Continue the forum thread on judging ghost videos from where it stops.

:: Document extract

Jump to content
Join the Unexplained Mysteries community today! It's free and setting up an account only takes a moment.
- Sign In or Create Account -

Ghost video merits?


Benfornow

Recommended Posts

I'm new to the field of paranormal and ghosts. As one who has never had a paranormal experience, I never done any kind of research into the matter, so my knowledge is lacking. I do find it interesting. I'm of the thought that anything that is shown on Ghost Hunters or Ghost Adventures ect is staged to drive ratings and increase profit. I hold no credibility for any produced shows.

However, if ghosts are real then I think the best evidence would come from someone not trying to make a buck. For the skeptics on this subject, would there be any kind of video evidence alone, that would change your mind? For the believers, what are some of the best video examples of ghosts on unexplained-mysteries.com?

I want to get the opinions from both sides of the aisle and then I want try to get some footage to prove to myself the existence. Suppose on the small chance that I would get something on video that appears questionable. Is is ok to enhance the video?

  • Like 1
Link to comment
Share on other sites

I've had a few personal encounters, so call me a believer. However, there is no video that I would trust. No matter how fantastic or unbelieveable it may appear it would never be "proof" to me. Cork me ghost in a bottle, then we have proof.

  • Like 3
Link to comment
Share on other sites

Frankly, I don't get the question. Today, it is far easier than it ever was to fake a video - depending on the content, even an amateur can put together something 'ethereal'.

If *any* video comes with no supporting provenance, it is virtually worthless. I'm curious why you would think that a 'real' paranormal video should be judged without any other consideration?

Surely if a 'genuine' person takes such a video then there will be a whole story to go with it and also that person should be openly contributing to the debate - not only answering questions but also doing follow up videos using the same equipment, returning to the scene, etc, etc. If they are not... you're almost certainly being scammed - either that or the video author doesn't think it's worth putting in any time, in which case why should we?

::::
:: Records

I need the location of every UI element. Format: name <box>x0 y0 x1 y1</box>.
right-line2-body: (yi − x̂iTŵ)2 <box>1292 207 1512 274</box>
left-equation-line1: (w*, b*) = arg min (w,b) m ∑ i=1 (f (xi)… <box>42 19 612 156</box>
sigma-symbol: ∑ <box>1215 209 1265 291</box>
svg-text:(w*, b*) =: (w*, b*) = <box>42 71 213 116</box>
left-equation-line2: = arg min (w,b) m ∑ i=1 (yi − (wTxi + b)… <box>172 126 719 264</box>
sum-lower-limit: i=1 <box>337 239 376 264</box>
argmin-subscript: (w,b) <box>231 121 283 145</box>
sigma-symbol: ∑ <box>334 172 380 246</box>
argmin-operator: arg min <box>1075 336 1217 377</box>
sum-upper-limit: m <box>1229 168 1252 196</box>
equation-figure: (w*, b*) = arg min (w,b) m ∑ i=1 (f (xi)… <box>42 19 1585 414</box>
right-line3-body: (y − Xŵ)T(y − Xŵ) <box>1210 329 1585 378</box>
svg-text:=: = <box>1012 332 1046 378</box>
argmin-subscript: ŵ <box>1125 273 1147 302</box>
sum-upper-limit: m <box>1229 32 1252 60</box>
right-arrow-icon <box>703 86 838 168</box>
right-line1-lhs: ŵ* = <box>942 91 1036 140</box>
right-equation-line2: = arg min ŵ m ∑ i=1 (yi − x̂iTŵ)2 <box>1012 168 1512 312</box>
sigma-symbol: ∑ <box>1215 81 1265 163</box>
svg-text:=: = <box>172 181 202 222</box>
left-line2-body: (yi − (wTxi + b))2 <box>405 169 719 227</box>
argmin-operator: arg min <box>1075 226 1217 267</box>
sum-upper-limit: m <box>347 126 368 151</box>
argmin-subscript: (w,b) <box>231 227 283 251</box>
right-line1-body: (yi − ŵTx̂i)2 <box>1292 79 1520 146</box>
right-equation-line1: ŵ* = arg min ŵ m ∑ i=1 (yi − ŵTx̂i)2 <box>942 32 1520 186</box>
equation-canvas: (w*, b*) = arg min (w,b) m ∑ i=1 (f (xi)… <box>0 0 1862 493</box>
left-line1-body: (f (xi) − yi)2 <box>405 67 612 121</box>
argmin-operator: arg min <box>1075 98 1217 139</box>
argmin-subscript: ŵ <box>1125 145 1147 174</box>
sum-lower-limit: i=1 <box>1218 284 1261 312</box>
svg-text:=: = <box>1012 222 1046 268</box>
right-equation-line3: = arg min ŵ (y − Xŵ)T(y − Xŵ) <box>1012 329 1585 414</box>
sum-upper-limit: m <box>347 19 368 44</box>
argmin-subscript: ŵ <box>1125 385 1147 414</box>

::::

**Output of the exercise**
Edited by ChrLzs
  • Like 4
Link to comment
Share on other sites

These days, every video and every still image can be faked. There are even 'Ghost apps' that will insert a spectral photo-bomber into your pics. You can 100% trust NOTHING you see on the internet. This is a game-changer for everyone interested in this area of the paranormal.

Obviously, in shows like GhostHunters, Most Haunted, etc, some things are faked if there is no 'real' paranormal activity to report. People earn a living from these shows.

However, 'making a buck' is not the only incentive. There are fakes all over youtube, made by people who simply delight in hoaxing, or want to increase the number of views on their videos.

  • Like 3
Link to comment
Share on other sites

I'm new to the field of paranormal and ghosts. As one who has never had a paranormal experience, I never done any kind of research into the matter, so my knowledge is lacking. I do find it interesting. I'm of the thought that anything that is shown on Ghost Hunters or Ghost Adventures ect is staged to drive ratings and increase profit. I hold no credibility for any produced shows.

However, if ghosts are real then I think the best evidence would come from someone not trying to make a buck. For the skeptics on this subject, would there be any kind of video evidence alone, that would change your mind? For the believers, what are some of the best video examples of ghosts on unexplained-mysteries.com?

I want to get the opinions from both sides of the aisle and then I want try to get some footage to prove to myself the existence. Suppose on the small chance that I would get something on video that appears questionable. Is is ok to enhance the video?

I don't like these commercially produced shows either and I went 'underground' a while ago.

Having said that, it's a personal thing and what one person may find helpful or useful, another person may not. I was hesitant about posting a link here, because the first thing people will do is try to discredit both it and myself when I am only trying to help you out, but I'm prepared to take my chances here....yet again...

https://www.youtube.com/channel/UCgN8fj2Tizb7n7OKyjN9SZw

These guys are pretty low-budget and aren't in it for money.

Link to comment
Share on other sites

These guys are pretty low-budget and aren't in it for money.

Thats a starry-eyed statement and you are a dreamer. For what other reasons exactly than for commercial reasons do

you think they have a web shop, offering technical equipment for "ghost hunting" and books about this woo-woo, produce

lots of semi-professional vids and have a donation button on their HP?

  • Like 2
Link to comment
Share on other sites

See, there we go...I told you so!

You guys are so bloody predictable, it's not funny.

Seeing as how the OP asked for any resources, let them review it and see if they find it helpful or not eh?

Edited by The Necromancer
Link to comment
Share on other sites

I started buying paranormal magazines when I was like 12 or 13. I'm 32 now and I haven't seen anything convincing on this matter but I'm open to watch new material. I agree on members saying that nowadays is harder and anyone can fake evidence on the internet, I'm aware of that, but still I spend some time watching footage and hearing audios.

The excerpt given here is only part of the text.